Records of where the elements appear:
==============================

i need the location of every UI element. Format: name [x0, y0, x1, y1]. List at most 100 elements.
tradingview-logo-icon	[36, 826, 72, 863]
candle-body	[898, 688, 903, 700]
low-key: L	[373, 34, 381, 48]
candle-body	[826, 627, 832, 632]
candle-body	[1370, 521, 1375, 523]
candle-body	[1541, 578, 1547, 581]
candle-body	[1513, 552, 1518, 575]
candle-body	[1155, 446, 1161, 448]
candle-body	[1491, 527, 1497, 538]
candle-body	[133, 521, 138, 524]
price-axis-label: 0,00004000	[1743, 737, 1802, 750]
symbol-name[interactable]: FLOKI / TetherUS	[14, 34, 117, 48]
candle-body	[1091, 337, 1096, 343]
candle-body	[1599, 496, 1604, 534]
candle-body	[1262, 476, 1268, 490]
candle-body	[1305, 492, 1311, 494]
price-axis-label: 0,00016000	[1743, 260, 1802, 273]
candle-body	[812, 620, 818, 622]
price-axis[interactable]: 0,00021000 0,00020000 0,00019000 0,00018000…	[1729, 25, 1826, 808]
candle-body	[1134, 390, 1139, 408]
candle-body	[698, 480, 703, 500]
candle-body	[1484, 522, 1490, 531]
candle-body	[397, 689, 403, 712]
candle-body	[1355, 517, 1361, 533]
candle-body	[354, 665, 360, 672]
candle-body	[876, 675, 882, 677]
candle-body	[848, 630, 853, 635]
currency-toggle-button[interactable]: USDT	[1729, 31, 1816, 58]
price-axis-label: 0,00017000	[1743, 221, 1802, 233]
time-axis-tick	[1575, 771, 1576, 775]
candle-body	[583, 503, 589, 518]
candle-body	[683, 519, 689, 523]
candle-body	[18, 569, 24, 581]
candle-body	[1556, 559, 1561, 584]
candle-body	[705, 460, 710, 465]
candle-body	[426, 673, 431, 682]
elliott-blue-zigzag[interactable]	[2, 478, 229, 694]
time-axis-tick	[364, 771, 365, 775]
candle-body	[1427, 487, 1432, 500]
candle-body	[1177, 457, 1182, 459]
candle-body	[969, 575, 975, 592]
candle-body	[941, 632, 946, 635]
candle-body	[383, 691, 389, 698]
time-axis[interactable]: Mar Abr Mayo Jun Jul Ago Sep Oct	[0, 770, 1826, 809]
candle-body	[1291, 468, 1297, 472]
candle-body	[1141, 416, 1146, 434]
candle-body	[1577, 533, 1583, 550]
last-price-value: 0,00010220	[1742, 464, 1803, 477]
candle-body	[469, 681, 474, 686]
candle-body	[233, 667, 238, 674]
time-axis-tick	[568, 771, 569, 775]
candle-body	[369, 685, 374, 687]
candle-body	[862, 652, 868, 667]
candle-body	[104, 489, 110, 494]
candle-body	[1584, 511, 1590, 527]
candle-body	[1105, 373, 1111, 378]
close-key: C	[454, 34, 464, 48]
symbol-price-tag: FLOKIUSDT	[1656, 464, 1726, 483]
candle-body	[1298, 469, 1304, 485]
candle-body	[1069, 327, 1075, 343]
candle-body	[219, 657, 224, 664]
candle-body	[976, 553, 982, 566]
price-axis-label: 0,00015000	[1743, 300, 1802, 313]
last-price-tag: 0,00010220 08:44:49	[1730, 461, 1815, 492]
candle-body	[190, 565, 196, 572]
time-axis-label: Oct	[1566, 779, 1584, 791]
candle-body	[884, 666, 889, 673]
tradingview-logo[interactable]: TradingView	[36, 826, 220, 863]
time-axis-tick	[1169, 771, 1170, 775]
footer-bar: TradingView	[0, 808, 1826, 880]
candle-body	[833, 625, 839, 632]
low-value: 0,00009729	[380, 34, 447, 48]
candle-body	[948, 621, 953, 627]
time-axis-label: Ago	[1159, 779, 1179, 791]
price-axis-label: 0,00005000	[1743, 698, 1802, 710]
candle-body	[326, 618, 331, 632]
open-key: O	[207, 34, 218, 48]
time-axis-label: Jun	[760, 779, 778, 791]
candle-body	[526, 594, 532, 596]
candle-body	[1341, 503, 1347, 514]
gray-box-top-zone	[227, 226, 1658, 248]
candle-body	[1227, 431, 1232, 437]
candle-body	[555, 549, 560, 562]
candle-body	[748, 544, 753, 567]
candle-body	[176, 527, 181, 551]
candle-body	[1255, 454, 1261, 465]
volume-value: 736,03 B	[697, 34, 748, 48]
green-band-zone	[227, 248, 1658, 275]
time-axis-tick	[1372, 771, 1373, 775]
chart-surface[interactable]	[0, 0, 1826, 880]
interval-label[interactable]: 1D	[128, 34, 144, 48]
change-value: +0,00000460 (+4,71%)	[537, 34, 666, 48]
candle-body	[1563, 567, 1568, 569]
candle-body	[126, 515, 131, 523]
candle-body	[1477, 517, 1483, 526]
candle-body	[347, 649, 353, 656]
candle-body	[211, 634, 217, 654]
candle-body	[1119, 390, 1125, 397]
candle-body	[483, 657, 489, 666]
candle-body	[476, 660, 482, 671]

==============================

Description of the task:
Can you repeat all of the entries above line for line, without changing anything?

Solution to the exercise:
i need the location of every UI element. Format: name [x0, y0, x1, y1]. List at most 100 elements.
tradingview-logo-icon	[36, 826, 72, 863]
candle-body	[898, 688, 903, 700]
low-key: L	[373, 34, 381, 48]
candle-body	[826, 627, 832, 632]
candle-body	[1370, 521, 1375, 523]
candle-body	[1541, 578, 1547, 581]
candle-body	[1513, 552, 1518, 575]
candle-body	[1155, 446, 1161, 448]
candle-body	[1491, 527, 1497, 538]
candle-body	[133, 521, 138, 524]
price-axis-label: 0,00004000	[1743, 737, 1802, 750]
symbol-name[interactable]: FLOKI / TetherUS	[14, 34, 117, 48]
candle-body	[1091, 337, 1096, 343]
candle-body	[1599, 496, 1604, 534]
candle-body	[1262, 476, 1268, 490]
candle-body	[1305, 492, 1311, 494]
price-axis-label: 0,00016000	[1743, 260, 1802, 273]
candle-body	[812, 620, 818, 622]
price-axis[interactable]: 0,00021000 0,00020000 0,00019000 0,00018000…	[1729, 25, 1826, 808]
candle-body	[1134, 390, 1139, 408]
candle-body	[698, 480, 703, 500]
candle-body	[1484, 522, 1490, 531]
candle-body	[397, 689, 403, 712]
candle-body	[1355, 517, 1361, 533]
candle-body	[354, 665, 360, 672]
candle-body	[876, 675, 882, 677]
candle-body	[848, 630, 853, 635]
currency-toggle-button[interactable]: USDT	[1729, 31, 1816, 58]
price-axis-label: 0,00017000	[1743, 221, 1802, 233]
time-axis-tick	[1575, 771, 1576, 775]
candle-body	[583, 503, 589, 518]
candle-body	[683, 519, 689, 523]
candle-body	[18, 569, 24, 581]
candle-body	[1556, 559, 1561, 584]
candle-body	[705, 460, 710, 465]
candle-body	[426, 673, 431, 682]
elliott-blue-zigzag[interactable]	[2, 478, 229, 694]
time-axis-tick	[364, 771, 365, 775]
candle-body	[1427, 487, 1432, 500]
candle-body	[1177, 457, 1182, 459]
candle-body	[969, 575, 975, 592]
candle-body	[941, 632, 946, 635]
candle-body	[383, 691, 389, 698]
time-axis[interactable]: Mar Abr Mayo Jun Jul Ago Sep Oct	[0, 770, 1826, 809]
candle-body	[1291, 468, 1297, 472]
candle-body	[1141, 416, 1146, 434]
candle-body	[1577, 533, 1583, 550]
last-price-value: 0,00010220	[1742, 464, 1803, 477]
candle-body	[469, 681, 474, 686]
candle-body	[233, 667, 238, 674]
time-axis-tick	[568, 771, 569, 775]
candle-body	[369, 685, 374, 687]
candle-body	[862, 652, 868, 667]
candle-body	[104, 489, 110, 494]
candle-body	[1584, 511, 1590, 527]
candle-body	[1105, 373, 1111, 378]
close-key: C	[454, 34, 464, 48]
symbol-price-tag: FLOKIUSDT	[1656, 464, 1726, 483]
candle-body	[1298, 469, 1304, 485]
candle-body	[1069, 327, 1075, 343]
candle-body	[219, 657, 224, 664]
candle-body	[976, 553, 982, 566]
price-axis-label: 0,00015000	[1743, 300, 1802, 313]
last-price-tag: 0,00010220 08:44:49	[1730, 461, 1815, 492]
candle-body	[190, 565, 196, 572]
time-axis-label: Oct	[1566, 779, 1584, 791]
candle-body	[884, 666, 889, 673]
tradingview-logo[interactable]: TradingView	[36, 826, 220, 863]
time-axis-tick	[1169, 771, 1170, 775]
footer-bar: TradingView	[0, 808, 1826, 880]
candle-body	[833, 625, 839, 632]
low-value: 0,00009729	[380, 34, 447, 48]
candle-body	[948, 621, 953, 627]
time-axis-label: Ago	[1159, 779, 1179, 791]
price-axis-label: 0,00005000	[1743, 698, 1802, 710]
candle-body	[326, 618, 331, 632]
open-key: O	[207, 34, 218, 48]
time-axis-label: Jun	[760, 779, 778, 791]
candle-body	[526, 594, 532, 596]
candle-body	[1341, 503, 1347, 514]
gray-box-top-zone	[227, 226, 1658, 248]
candle-body	[1227, 431, 1232, 437]
candle-body	[555, 549, 560, 562]
candle-body	[748, 544, 753, 567]
candle-body	[176, 527, 181, 551]
candle-body	[1255, 454, 1261, 465]
volume-value: 736,03 B	[697, 34, 748, 48]
green-band-zone	[227, 248, 1658, 275]
time-axis-tick	[1372, 771, 1373, 775]
chart-surface[interactable]	[0, 0, 1826, 880]
interval-label[interactable]: 1D	[128, 34, 144, 48]
change-value: +0,00000460 (+4,71%)	[537, 34, 666, 48]
candle-body	[1563, 567, 1568, 569]
candle-body	[126, 515, 131, 523]
candle-body	[1477, 517, 1483, 526]
candle-body	[347, 649, 353, 656]
candle-body	[211, 634, 217, 654]
candle-body	[1119, 390, 1125, 397]
candle-body	[483, 657, 489, 666]
candle-body	[476, 660, 482, 671]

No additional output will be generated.